** Aim of the exercise **
Leave out the pictures and copy every record exactly.
* START Data to process *
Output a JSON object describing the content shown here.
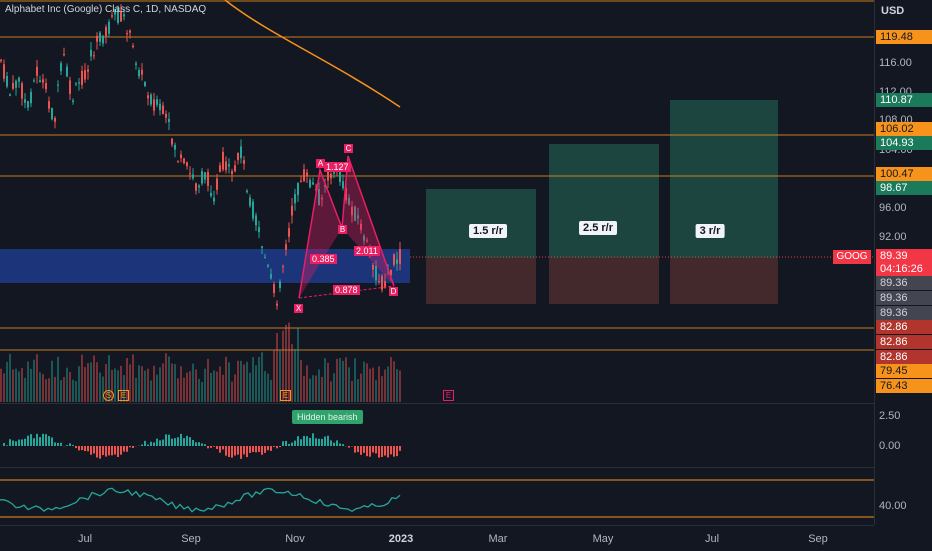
{
  "chart": {
    "title": "Alphabet Inc (Google) Class C, 1D, NASDAQ",
    "currency": "USD",
    "ticker_tag": "GOOG",
    "last_price": "89.39",
    "countdown": "04:16:26",
    "colors": {
      "background": "#131722",
      "up": "#26a69a",
      "down": "#ef5350",
      "level_line": "#f7931a",
      "zone": "#1e3a8a",
      "pattern": "#e91e63"
    }
  },
  "price_axis": {
    "ticks": [
      "116.00",
      "112.00",
      "108.00",
      "104.00",
      "96.00",
      "92.00"
    ],
    "badges": [
      {
        "text": "119.48",
        "color": "#f7931a",
        "text_color": "#131722"
      },
      {
        "text": "110.87",
        "color": "#1b7a5a",
        "text_color": "#ffffff"
      },
      {
        "text": "106.02",
        "color": "#f7931a",
        "text_color": "#131722"
      },
      {
        "text": "104.93",
        "color": "#1b7a5a",
        "text_color": "#ffffff"
      },
      {
        "text": "100.47",
        "color": "#f7931a",
        "text_color": "#131722"
      },
      {
        "text": "98.67",
        "color": "#1b7a5a",
        "text_color": "#ffffff"
      },
      {
        "text": "89.39",
        "color": "#f23645",
        "text_color": "#ffffff"
      },
      {
        "text": "04:16:26",
        "color": "#f23645",
        "text_color": "#ffffff"
      },
      {
        "text": "89.36",
        "color": "#434651",
        "text_color": "#d1d4dc"
      },
      {
        "text": "89.36",
        "color": "#434651",
        "text_color": "#d1d4dc"
      },
      {
        "text": "89.36",
        "color": "#434651",
        "text_color": "#d1d4dc"
      },
      {
        "text": "82.86",
        "color": "#b2352d",
        "text_color": "#ffffff"
      },
      {
        "text": "82.86",
        "color": "#b2352d",
        "text_color": "#ffffff"
      },
      {
        "text": "82.86",
        "color": "#b2352d",
        "text_color": "#ffffff"
      },
      {
        "text": "79.45",
        "color": "#f7931a",
        "text_color": "#131722"
      },
      {
        "text": "76.43",
        "color": "#f7931a",
        "text_color": "#131722"
      }
    ]
  },
  "time_axis": {
    "labels": [
      "Jul",
      "Sep",
      "Nov",
      "2023",
      "Mar",
      "May",
      "Jul",
      "Sep"
    ]
  },
  "pattern": {
    "points": [
      "X",
      "A",
      "B",
      "C",
      "D"
    ],
    "ratios": [
      "1.127",
      "0.385",
      "2.011",
      "0.878"
    ]
  },
  "risk_reward": {
    "labels": [
      "1.5 r/r",
      "2.5 r/r",
      "3 r/r"
    ]
  },
  "events": {
    "markers": [
      "S",
      "E",
      "E",
      "E"
    ]
  },
  "macd": {
    "ticks": [
      "2.50",
      "0.00"
    ],
    "annotation": "Hidden bearish"
  },
  "rsi": {
    "ticks": [
      "40.00"
    ]
  }
}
* END Data to process *
** Solved problem **
Output a JSON object describing the content shown here.
{
  "chart": {
    "title": "Alphabet Inc (Google) Class C, 1D, NASDAQ",
    "currency": "USD",
    "ticker_tag": "GOOG",
    "last_price": "89.39",
    "countdown": "04:16:26",
    "colors": {
      "background": "#131722",
      "up": "#26a69a",
      "down": "#ef5350",
      "level_line": "#f7931a",
      "zone": "#1e3a8a",
      "pattern": "#e91e63"
    }
  },
  "price_axis": {
    "ticks": [
      "116.00",
      "112.00",
      "108.00",
      "104.00",
      "96.00",
      "92.00"
    ],
    "badges": [
      {
        "text": "119.48",
        "color": "#f7931a",
        "text_color": "#131722"
      },
      {
        "text": "110.87",
        "color": "#1b7a5a",
        "text_color": "#ffffff"
      },
      {
        "text": "106.02",
        "color": "#f7931a",
        "text_color": "#131722"
      },
      {
        "text": "104.93",
        "color": "#1b7a5a",
        "text_color": "#ffffff"
      },
      {
        "text": "100.47",
        "color": "#f7931a",
        "text_color": "#131722"
      },
      {
        "text": "98.67",
        "color": "#1b7a5a",
        "text_color": "#ffffff"
      },
      {
        "text": "89.39",
        "color": "#f23645",
        "text_color": "#ffffff"
      },
      {
        "text": "04:16:26",
        "color": "#f23645",
        "text_color": "#ffffff"
      },
      {
        "text": "89.36",
        "color": "#434651",
        "text_color": "#d1d4dc"
      },
      {
        "text": "89.36",
        "color": "#434651",
        "text_color": "#d1d4dc"
      },
      {
        "text": "89.36",
        "color": "#434651",
        "text_color": "#d1d4dc"
      },
      {
        "text": "82.86",
        "color": "#b2352d",
        "text_color": "#ffffff"
      },
      {
        "text": "82.86",
        "color": "#b2352d",
        "text_color": "#ffffff"
      },
      {
        "text": "82.86",
        "color": "#b2352d",
        "text_color": "#ffffff"
      },
      {
        "text": "79.45",
        "color": "#f7931a",
        "text_color": "#131722"
      },
      {
        "text": "76.43",
        "color": "#f7931a",
        "text_color": "#131722"
      }
    ]
  },
  "time_axis": {
    "labels": [
      "Jul",
      "Sep",
      "Nov",
      "2023",
      "Mar",
      "May",
      "Jul",
      "Sep"
    ]
  },
  "pattern": {
    "points": [
      "X",
      "A",
      "B",
      "C",
      "D"
    ],
    "ratios": [
      "1.127",
      "0.385",
      "2.011",
      "0.878"
    ]
  },
  "risk_reward": {
    "labels": [
      "1.5 r/r",
      "2.5 r/r",
      "3 r/r"
    ]
  },
  "events": {
    "markers": [
      "S",
      "E",
      "E",
      "E"
    ]
  },
  "macd": {
    "ticks": [
      "2.50",
      "0.00"
    ],
    "annotation": "Hidden bearish"
  },
  "rsi": {
    "ticks": [
      "40.00"
    ]
  }
}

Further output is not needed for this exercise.